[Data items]
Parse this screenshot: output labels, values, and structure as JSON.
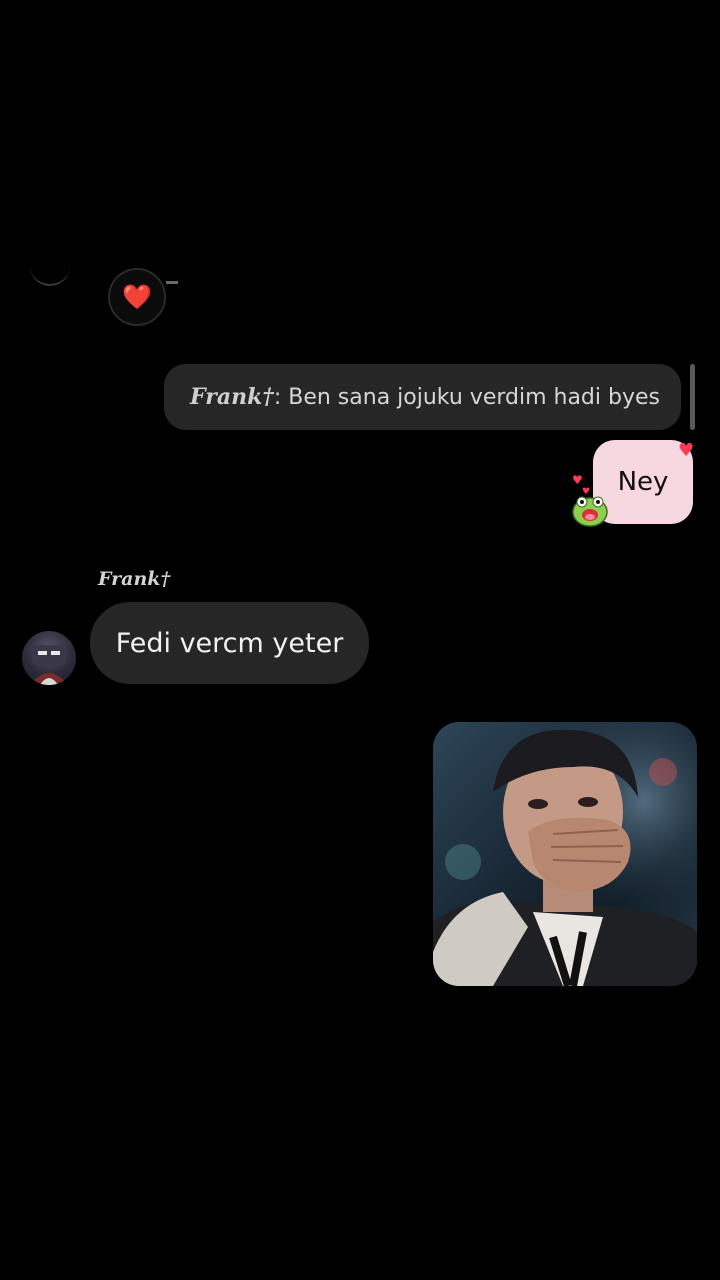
{
  "reaction": {
    "emoji": "❤️"
  },
  "reply_preview": {
    "author": "Frank†",
    "separator": ":",
    "text": " Ben sana jojuku verdim hadi byes"
  },
  "sent_message": {
    "text": "Ney"
  },
  "received": {
    "sender": "Frank†",
    "text": "Fedi vercm yeter"
  },
  "colors": {
    "background": "#000000",
    "bubble_dark": "#262626",
    "bubble_pink": "#f7d7e0"
  },
  "icons": [
    "heart-reaction-icon",
    "frog-sticker-icon",
    "avatar",
    "photo-message"
  ]
}
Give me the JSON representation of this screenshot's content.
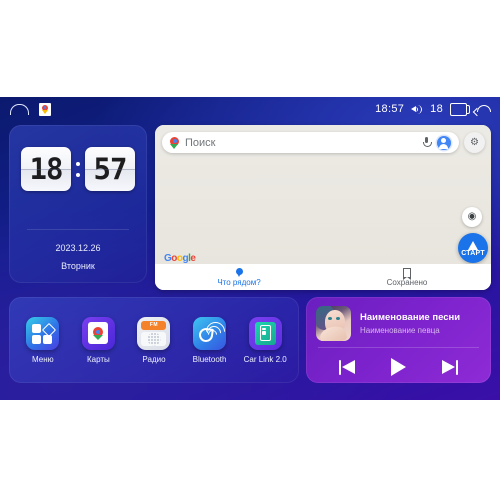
{
  "statusbar": {
    "home_icon": "home-icon",
    "maps_icon": "google-maps-icon",
    "time": "18:57",
    "volume_icon": "volume-icon",
    "volume_level": "18",
    "recents_icon": "recents-icon",
    "back_icon": "back-icon"
  },
  "clock": {
    "hours": "18",
    "minutes": "57",
    "date": "2023.12.26",
    "weekday": "Вторник"
  },
  "map": {
    "search_placeholder": "Поиск",
    "pin_icon": "map-pin-icon",
    "mic_icon": "microphone-icon",
    "avatar_icon": "account-avatar-icon",
    "gear_icon": "settings-gear-icon",
    "gear_glyph": "⚙",
    "locate_icon": "my-location-icon",
    "locate_glyph": "◉",
    "start_label": "СТАРТ",
    "brand": {
      "g1": "G",
      "o1": "o",
      "o2": "o",
      "g2": "g",
      "l": "l",
      "e": "e"
    },
    "tabs": [
      {
        "label": "Что рядом?",
        "icon": "place-pin-icon",
        "active": true
      },
      {
        "label": "Сохранено",
        "icon": "bookmark-icon",
        "active": false
      }
    ]
  },
  "dock": {
    "apps": [
      {
        "label": "Меню",
        "icon": "apps-grid-icon"
      },
      {
        "label": "Карты",
        "icon": "maps-app-icon"
      },
      {
        "label": "Радио",
        "icon": "fm-radio-icon",
        "band": "FM"
      },
      {
        "label": "Bluetooth",
        "icon": "bluetooth-phone-icon"
      },
      {
        "label": "Car Link 2.0",
        "icon": "car-link-icon"
      }
    ]
  },
  "music": {
    "album_art": "album-cover-portrait",
    "title": "Наименование песни",
    "artist": "Наименование певца",
    "controls": [
      {
        "name": "previous-track-button",
        "icon": "skip-previous-icon"
      },
      {
        "name": "play-button",
        "icon": "play-icon"
      },
      {
        "name": "next-track-button",
        "icon": "skip-next-icon"
      }
    ]
  },
  "colors": {
    "accent_blue": "#1a73e8",
    "bg_deep_blue": "#141f8f",
    "bg_purple": "#3a0fa8",
    "music_purple": "#7b22cc",
    "radio_orange": "#f3822a",
    "map_beige": "#eae7e0"
  }
}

YOUR OBJECTIVE:
Every record must be copied exactly, with the pictures left out.

RESPONSE TO THE TASK:
Parse this screenshot: output labels, values, and structure as JSON.
{
  "reaction": {
    "emoji": "❤️"
  },
  "reply_preview": {
    "author": "Frank†",
    "separator": ":",
    "text": " Ben sana jojuku verdim hadi byes"
  },
  "sent_message": {
    "text": "Ney"
  },
  "received": {
    "sender": "Frank†",
    "text": "Fedi vercm yeter"
  },
  "colors": {
    "background": "#000000",
    "bubble_dark": "#262626",
    "bubble_pink": "#f7d7e0"
  },
  "icons": [
    "heart-reaction-icon",
    "frog-sticker-icon",
    "avatar",
    "photo-message"
  ]
}
Give me the JSON representation of this screenshot's content.
{
  "statusbar": {
    "home_icon": "home-icon",
    "maps_icon": "google-maps-icon",
    "time": "18:57",
    "volume_icon": "volume-icon",
    "volume_level": "18",
    "recents_icon": "recents-icon",
    "back_icon": "back-icon"
  },
  "clock": {
    "hours": "18",
    "minutes": "57",
    "date": "2023.12.26",
    "weekday": "Вторник"
  },
  "map": {
    "search_placeholder": "Поиск",
    "pin_icon": "map-pin-icon",
    "mic_icon": "microphone-icon",
    "avatar_icon": "account-avatar-icon",
    "gear_icon": "settings-gear-icon",
    "gear_glyph": "⚙",
    "locate_icon": "my-location-icon",
    "locate_glyph": "◉",
    "start_label": "СТАРТ",
    "brand": {
      "g1": "G",
      "o1": "o",
      "o2": "o",
      "g2": "g",
      "l": "l",
      "e": "e"
    },
    "tabs": [
      {
        "label": "Что рядом?",
        "icon": "place-pin-icon",
        "active": true
      },
      {
        "label": "Сохранено",
        "icon": "bookmark-icon",
        "active": false
      }
    ]
  },
  "dock": {
    "apps": [
      {
        "label": "Меню",
        "icon": "apps-grid-icon"
      },
      {
        "label": "Карты",
        "icon": "maps-app-icon"
      },
      {
        "label": "Радио",
        "icon": "fm-radio-icon",
        "band": "FM"
      },
      {
        "label": "Bluetooth",
        "icon": "bluetooth-phone-icon"
      },
      {
        "label": "Car Link 2.0",
        "icon": "car-link-icon"
      }
    ]
  },
  "music": {
    "album_art": "album-cover-portrait",
    "title": "Наименование песни",
    "artist": "Наименование певца",
    "controls": [
      {
        "name": "previous-track-button",
        "icon": "skip-previous-icon"
      },
      {
        "name": "play-button",
        "icon": "play-icon"
      },
      {
        "name": "next-track-button",
        "icon": "skip-next-icon"
      }
    ]
  },
  "colors": {
    "accent_blue": "#1a73e8",
    "bg_deep_blue": "#141f8f",
    "bg_purple": "#3a0fa8",
    "music_purple": "#7b22cc",
    "radio_orange": "#f3822a",
    "map_beige": "#eae7e0"
  }
}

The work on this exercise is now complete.